● DIRECTIVE
Collect from the data below each line with "Canada".

● PROVIDED RECORDS
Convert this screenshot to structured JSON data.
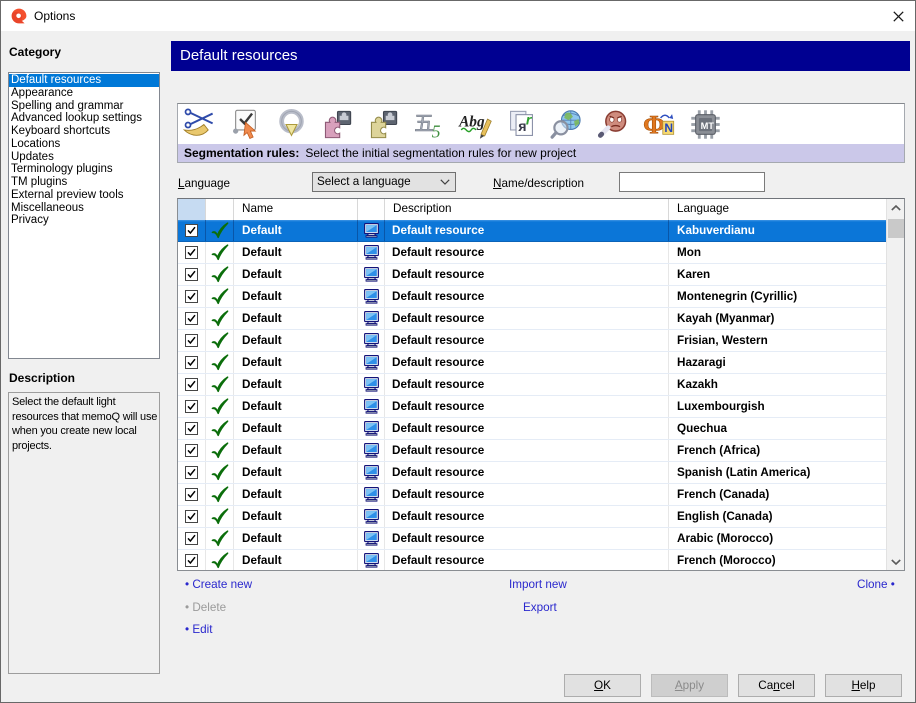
{
  "window": {
    "title": "Options"
  },
  "sidebar": {
    "category_label": "Category",
    "items": [
      {
        "label": "Default resources",
        "selected": true
      },
      {
        "label": "Appearance",
        "selected": false
      },
      {
        "label": "Spelling and grammar",
        "selected": false
      },
      {
        "label": "Advanced lookup settings",
        "selected": false
      },
      {
        "label": "Keyboard shortcuts",
        "selected": false
      },
      {
        "label": "Locations",
        "selected": false
      },
      {
        "label": "Updates",
        "selected": false
      },
      {
        "label": "Terminology plugins",
        "selected": false
      },
      {
        "label": "TM plugins",
        "selected": false
      },
      {
        "label": "External preview tools",
        "selected": false
      },
      {
        "label": "Miscellaneous",
        "selected": false
      },
      {
        "label": "Privacy",
        "selected": false
      }
    ],
    "description_label": "Description",
    "description_text": "Select the default light resources that memoQ will use when you create new local projects."
  },
  "main": {
    "header_title": "Default resources",
    "toolbar": {
      "icons": [
        "segmentation-rules-icon",
        "qa-settings-icon",
        "autotranslation-icon",
        "translation-memory-plugin-icon",
        "termbase-plugin-icon",
        "nontranslatables-icon",
        "ignore-lists-icon",
        "autocorrect-icon",
        "web-search-icon",
        "profanity-icon",
        "font-substitution-icon",
        "mt-settings-icon"
      ],
      "strip_label": "Segmentation rules:",
      "strip_text": "Select the initial segmentation rules for new project"
    },
    "filter": {
      "language_label": "Language",
      "language_underline_index": 0,
      "language_value": "Select a language",
      "name_label": "Name/description",
      "name_underline_index": 0,
      "name_value": ""
    },
    "table": {
      "columns": {
        "name": "Name",
        "description": "Description",
        "language": "Language"
      },
      "rows": [
        {
          "checked": true,
          "name": "Default",
          "description": "Default resource",
          "language": "Kabuverdianu",
          "selected": true
        },
        {
          "checked": true,
          "name": "Default",
          "description": "Default resource",
          "language": "Mon",
          "selected": false
        },
        {
          "checked": true,
          "name": "Default",
          "description": "Default resource",
          "language": "Karen",
          "selected": false
        },
        {
          "checked": true,
          "name": "Default",
          "description": "Default resource",
          "language": "Montenegrin (Cyrillic)",
          "selected": false
        },
        {
          "checked": true,
          "name": "Default",
          "description": "Default resource",
          "language": "Kayah (Myanmar)",
          "selected": false
        },
        {
          "checked": true,
          "name": "Default",
          "description": "Default resource",
          "language": "Frisian, Western",
          "selected": false
        },
        {
          "checked": true,
          "name": "Default",
          "description": "Default resource",
          "language": "Hazaragi",
          "selected": false
        },
        {
          "checked": true,
          "name": "Default",
          "description": "Default resource",
          "language": "Kazakh",
          "selected": false
        },
        {
          "checked": true,
          "name": "Default",
          "description": "Default resource",
          "language": "Luxembourgish",
          "selected": false
        },
        {
          "checked": true,
          "name": "Default",
          "description": "Default resource",
          "language": "Quechua",
          "selected": false
        },
        {
          "checked": true,
          "name": "Default",
          "description": "Default resource",
          "language": "French (Africa)",
          "selected": false
        },
        {
          "checked": true,
          "name": "Default",
          "description": "Default resource",
          "language": "Spanish (Latin America)",
          "selected": false
        },
        {
          "checked": true,
          "name": "Default",
          "description": "Default resource",
          "language": "French (Canada)",
          "selected": false
        },
        {
          "checked": true,
          "name": "Default",
          "description": "Default resource",
          "language": "English (Canada)",
          "selected": false
        },
        {
          "checked": true,
          "name": "Default",
          "description": "Default resource",
          "language": "Arabic (Morocco)",
          "selected": false
        },
        {
          "checked": true,
          "name": "Default",
          "description": "Default resource",
          "language": "French (Morocco)",
          "selected": false
        }
      ]
    },
    "links": {
      "create_new": "Create new",
      "delete": "Delete",
      "edit": "Edit",
      "import_new": "Import new",
      "export": "Export",
      "clone": "Clone"
    },
    "buttons": [
      {
        "label": "OK",
        "underline_index": 0,
        "disabled": false
      },
      {
        "label": "Apply",
        "underline_index": 0,
        "disabled": true
      },
      {
        "label": "Cancel",
        "underline_index": 2,
        "disabled": false
      },
      {
        "label": "Help",
        "underline_index": 0,
        "disabled": false
      }
    ]
  },
  "colors": {
    "header_navy": "#000091",
    "strip_lavender": "#cbc8e9",
    "selection_blue": "#0b76d8",
    "link_blue": "#2a28cd",
    "dialog_bg": "#f0f0f0"
  }
}
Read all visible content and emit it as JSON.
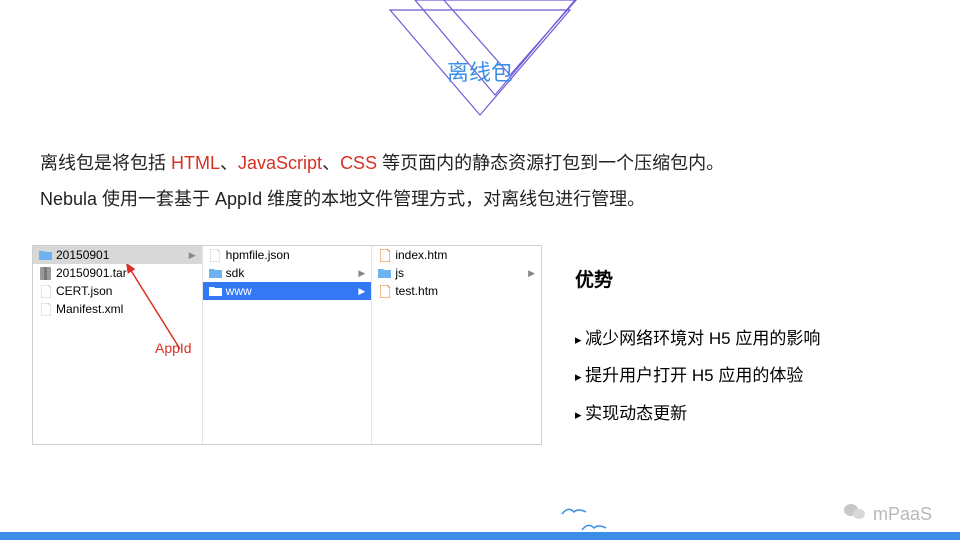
{
  "title": "离线包",
  "desc_parts": {
    "p1a": "离线包是将包括 ",
    "p1b": "HTML",
    "p1c": "、",
    "p1d": "JavaScript",
    "p1e": "、",
    "p1f": "CSS",
    "p1g": " 等页面内的静态资源打包到一个压缩包内。",
    "p2": "Nebula 使用一套基于 AppId 维度的本地文件管理方式，对离线包进行管理。"
  },
  "finder": {
    "col1": [
      {
        "icon": "folder",
        "label": "20150901",
        "sel": "gray",
        "arrow": true
      },
      {
        "icon": "archive",
        "label": "20150901.tar"
      },
      {
        "icon": "file",
        "label": "CERT.json"
      },
      {
        "icon": "file",
        "label": "Manifest.xml"
      }
    ],
    "col2": [
      {
        "icon": "file",
        "label": "hpmfile.json"
      },
      {
        "icon": "folder",
        "label": "sdk",
        "arrow": true
      },
      {
        "icon": "folder",
        "label": "www",
        "sel": "blue",
        "arrow": true
      }
    ],
    "col3": [
      {
        "icon": "html",
        "label": "index.htm"
      },
      {
        "icon": "folder",
        "label": "js",
        "arrow": true
      },
      {
        "icon": "html",
        "label": "test.htm"
      }
    ]
  },
  "annotation": "AppId",
  "advantages": {
    "title": "优势",
    "items": [
      "减少网络环境对 H5 应用的影响",
      "提升用户打开 H5 应用的体验",
      "实现动态更新"
    ]
  },
  "brand": "mPaaS"
}
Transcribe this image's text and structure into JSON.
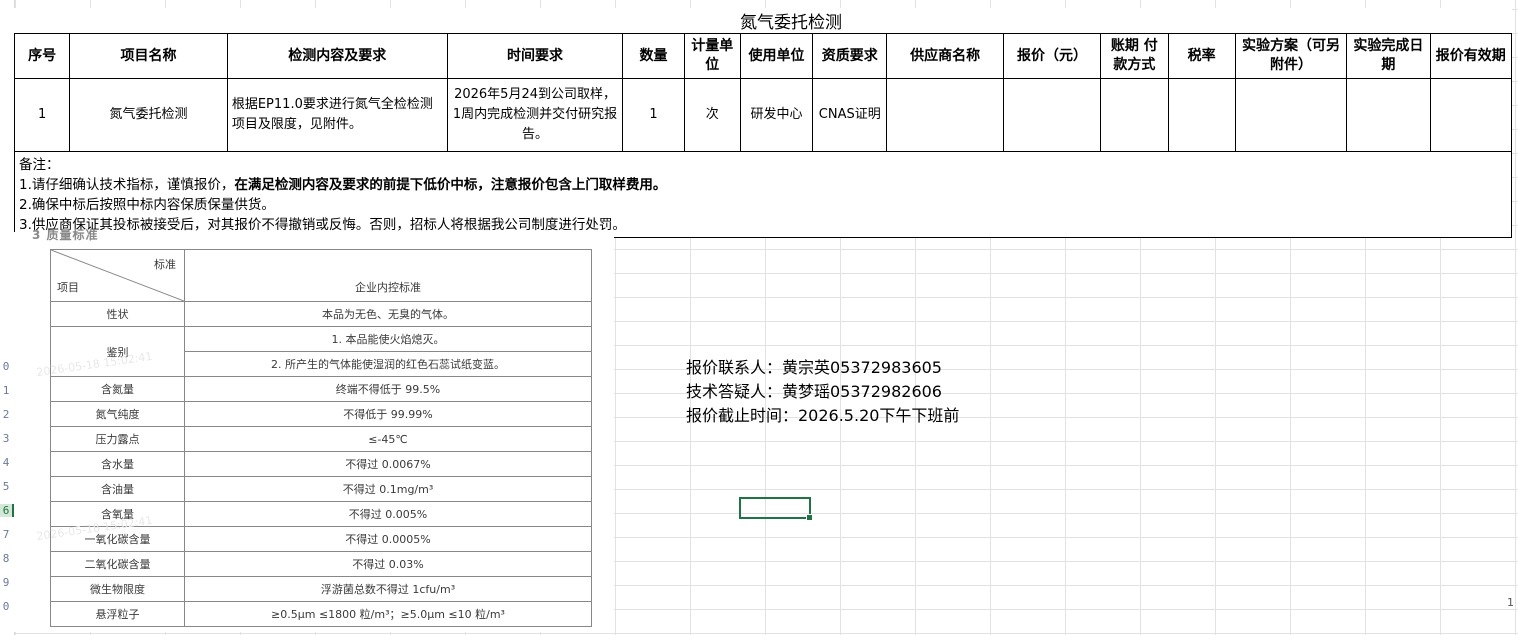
{
  "sheet": {
    "title": "氮气委托检测",
    "row_numbers": [
      "0",
      "1",
      "2",
      "3",
      "4",
      "5",
      "6",
      "7",
      "8",
      "9",
      "0"
    ],
    "right_edge_mark": "1"
  },
  "table": {
    "headers": [
      "序号",
      "项目名称",
      "检测内容及要求",
      "时间要求",
      "数量",
      "计量单位",
      "使用单位",
      "资质要求",
      "供应商名称",
      "报价（元）",
      "账期 付款方式",
      "税率",
      "实验方案（可另附件）",
      "实验完成日期",
      "报价有效期"
    ],
    "row": {
      "index": "1",
      "project": "氮气委托检测",
      "content": "根据EP11.0要求进行氮气全检检测项目及限度，见附件。",
      "time": "2026年5月24到公司取样，1周内完成检测并交付研究报告。",
      "quantity": "1",
      "unit": "次",
      "department": "研发中心",
      "qualification": "CNAS证明",
      "supplier": "",
      "price": "",
      "payment_terms": "",
      "tax_rate": "",
      "plan": "",
      "completion_date": "",
      "validity": ""
    },
    "remarks": {
      "label": "备注：",
      "line1_prefix": "1.请仔细确认技术指标，谨慎报价，",
      "line1_bold": "在满足检测内容及要求的前提下低价中标，注意报价包含上门取样费用。",
      "line2": "2.确保中标后按照中标内容保质保量供货。",
      "line3": "3.供应商保证其投标被接受后，对其报价不得撤销或反悔。否则，招标人将根据我公司制度进行处罚。"
    }
  },
  "standard_image": {
    "caption": "3 质量标准",
    "header_standard": "标准",
    "header_item": "项目",
    "header_column": "企业内控标准",
    "rows": [
      {
        "item": "性状",
        "value": "本品为无色、无臭的气体。"
      },
      {
        "item": "鉴别",
        "value": "1. 本品能使火焰熄灭。",
        "value2": "2. 所产生的气体能使湿润的红色石蕊试纸变蓝。"
      },
      {
        "item": "含氮量",
        "value": "终端不得低于 99.5%"
      },
      {
        "item": "氮气纯度",
        "value": "不得低于 99.99%"
      },
      {
        "item": "压力露点",
        "value": "≤-45℃"
      },
      {
        "item": "含水量",
        "value": "不得过 0.0067%"
      },
      {
        "item": "含油量",
        "value": "不得过 0.1mg/m³"
      },
      {
        "item": "含氧量",
        "value": "不得过 0.005%"
      },
      {
        "item": "一氧化碳含量",
        "value": "不得过 0.0005%"
      },
      {
        "item": "二氧化碳含量",
        "value": "不得过 0.03%"
      },
      {
        "item": "微生物限度",
        "value": "浮游菌总数不得过 1cfu/m³"
      },
      {
        "item": "悬浮粒子",
        "value": "≥0.5μm ≤1800 粒/m³；≥5.0μm ≤10 粒/m³"
      }
    ],
    "watermark": "2026-05-18 15:02:41"
  },
  "contacts": {
    "quote_contact": "报价联系人：黄宗英05372983605",
    "tech_contact": "技术答疑人：黄梦瑶05372982606",
    "deadline": "报价截止时间：2026.5.20下午下班前"
  },
  "colors": {
    "selection": "#217346",
    "grid": "#e2e2e2"
  }
}
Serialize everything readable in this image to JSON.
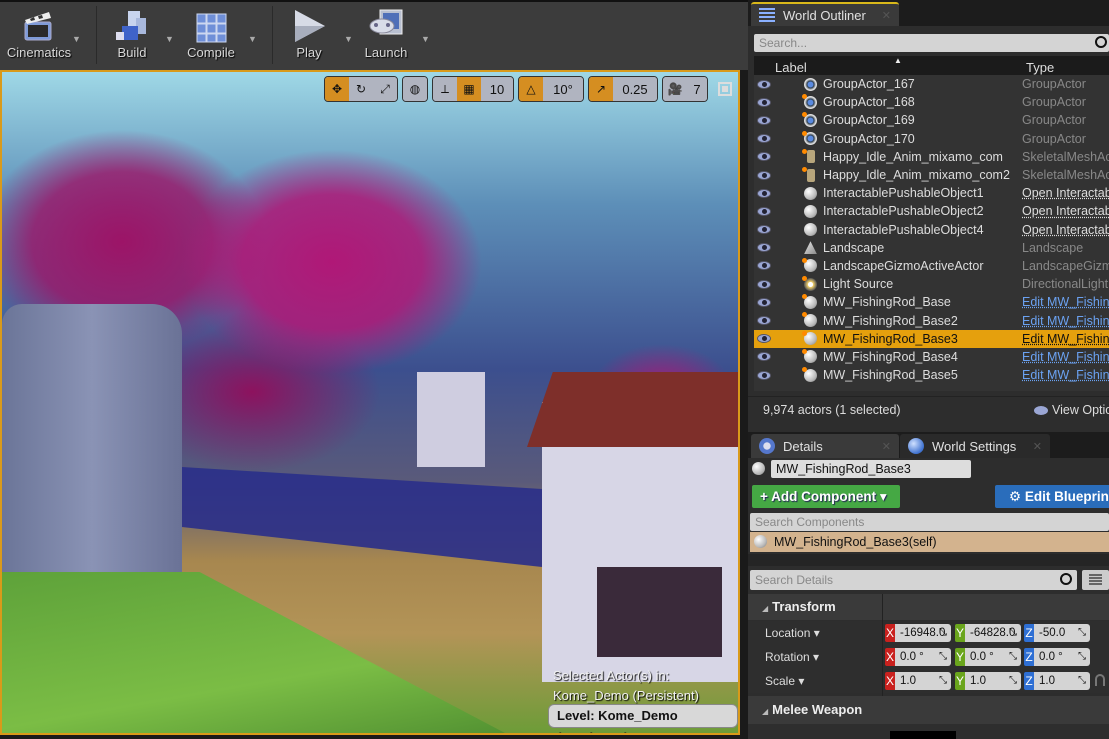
{
  "toolbar": {
    "buttons": [
      {
        "label": "Cinematics",
        "icon": "clapperboard-icon"
      },
      {
        "label": "Build",
        "icon": "build-blocks-icon"
      },
      {
        "label": "Compile",
        "icon": "cube-grid-icon"
      },
      {
        "label": "Play",
        "icon": "play-triangle-icon"
      },
      {
        "label": "Launch",
        "icon": "gamepad-monitor-icon"
      }
    ]
  },
  "viewport": {
    "tools": {
      "grid_snap_value": "10",
      "rotation_snap_value": "10°",
      "scale_snap_value": "0.25",
      "camera_speed_value": "7"
    },
    "selected_info_line1": "Selected Actor(s) in:",
    "selected_info_line2": "Kome_Demo (Persistent)",
    "level_label": "Level:  Kome_Demo (Persistent)"
  },
  "outliner": {
    "tab_label": "World Outliner",
    "search_placeholder": "Search...",
    "columns": {
      "label": "Label",
      "type": "Type"
    },
    "rows": [
      {
        "name": "GroupActor_167",
        "type": "GroupActor",
        "icon": "group",
        "dot": false,
        "link": "none",
        "selected": false
      },
      {
        "name": "GroupActor_168",
        "type": "GroupActor",
        "icon": "group",
        "dot": true,
        "link": "none",
        "selected": false
      },
      {
        "name": "GroupActor_169",
        "type": "GroupActor",
        "icon": "group",
        "dot": true,
        "link": "none",
        "selected": false
      },
      {
        "name": "GroupActor_170",
        "type": "GroupActor",
        "icon": "group",
        "dot": true,
        "link": "none",
        "selected": false
      },
      {
        "name": "Happy_Idle_Anim_mixamo_com",
        "type": "SkeletalMeshActor",
        "icon": "skel",
        "dot": true,
        "link": "none",
        "selected": false
      },
      {
        "name": "Happy_Idle_Anim_mixamo_com2",
        "type": "SkeletalMeshActor",
        "icon": "skel",
        "dot": true,
        "link": "none",
        "selected": false
      },
      {
        "name": "InteractablePushableObject1",
        "type": "Open InteractablePushableObject",
        "icon": "ball",
        "dot": false,
        "link": "white",
        "selected": false
      },
      {
        "name": "InteractablePushableObject2",
        "type": "Open InteractablePushableObject",
        "icon": "ball",
        "dot": false,
        "link": "white",
        "selected": false
      },
      {
        "name": "InteractablePushableObject4",
        "type": "Open InteractablePushableObject",
        "icon": "ball",
        "dot": false,
        "link": "white",
        "selected": false
      },
      {
        "name": "Landscape",
        "type": "Landscape",
        "icon": "land",
        "dot": false,
        "link": "none",
        "selected": false
      },
      {
        "name": "LandscapeGizmoActiveActor",
        "type": "LandscapeGizmoActiveActor",
        "icon": "ball",
        "dot": true,
        "link": "none",
        "selected": false
      },
      {
        "name": "Light Source",
        "type": "DirectionalLight",
        "icon": "light",
        "dot": true,
        "link": "none",
        "selected": false
      },
      {
        "name": "MW_FishingRod_Base",
        "type": "Edit MW_FishingRod_Base",
        "icon": "ball",
        "dot": true,
        "link": "blue",
        "selected": false
      },
      {
        "name": "MW_FishingRod_Base2",
        "type": "Edit MW_FishingRod_Base",
        "icon": "ball",
        "dot": true,
        "link": "blue",
        "selected": false
      },
      {
        "name": "MW_FishingRod_Base3",
        "type": "Edit MW_FishingRod_Base",
        "icon": "ball",
        "dot": true,
        "link": "blue",
        "selected": true
      },
      {
        "name": "MW_FishingRod_Base4",
        "type": "Edit MW_FishingRod_Base",
        "icon": "ball",
        "dot": true,
        "link": "blue",
        "selected": false
      },
      {
        "name": "MW_FishingRod_Base5",
        "type": "Edit MW_FishingRod_Base",
        "icon": "ball",
        "dot": true,
        "link": "blue",
        "selected": false
      }
    ],
    "actor_count": "9,974 actors (1 selected)",
    "view_options": "View Options"
  },
  "details": {
    "tab_label": "Details",
    "world_settings_tab_label": "World Settings",
    "actor_name": "MW_FishingRod_Base3",
    "add_component_label": "+ Add Component ▾",
    "edit_blueprint_label": "⚙ Edit Blueprint",
    "search_components_placeholder": "Search Components",
    "self_component": "MW_FishingRod_Base3(self)",
    "search_details_placeholder": "Search Details",
    "transform_section": "Transform",
    "location": {
      "label": "Location ▾",
      "x": "-16948.0",
      "y": "-64828.0",
      "z": "-50.0"
    },
    "rotation": {
      "label": "Rotation ▾",
      "x": "0.0 °",
      "y": "0.0 °",
      "z": "0.0 °"
    },
    "scale": {
      "label": "Scale ▾",
      "x": "1.0",
      "y": "1.0",
      "z": "1.0"
    },
    "melee_section": "Melee Weapon",
    "axis_labels": {
      "x": "X",
      "y": "Y",
      "z": "Z"
    }
  },
  "colors": {
    "selection": "#e5a00d",
    "viewport_border": "#d99a1a",
    "add_component": "#45a844",
    "edit_blueprint": "#2a6dbb",
    "axis_x": "#c9211e",
    "axis_y": "#6aa51c",
    "axis_z": "#2e6fd4"
  }
}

● THE SOLUTION
          "language": "French (Canada)",
          "language": "English (Canada)",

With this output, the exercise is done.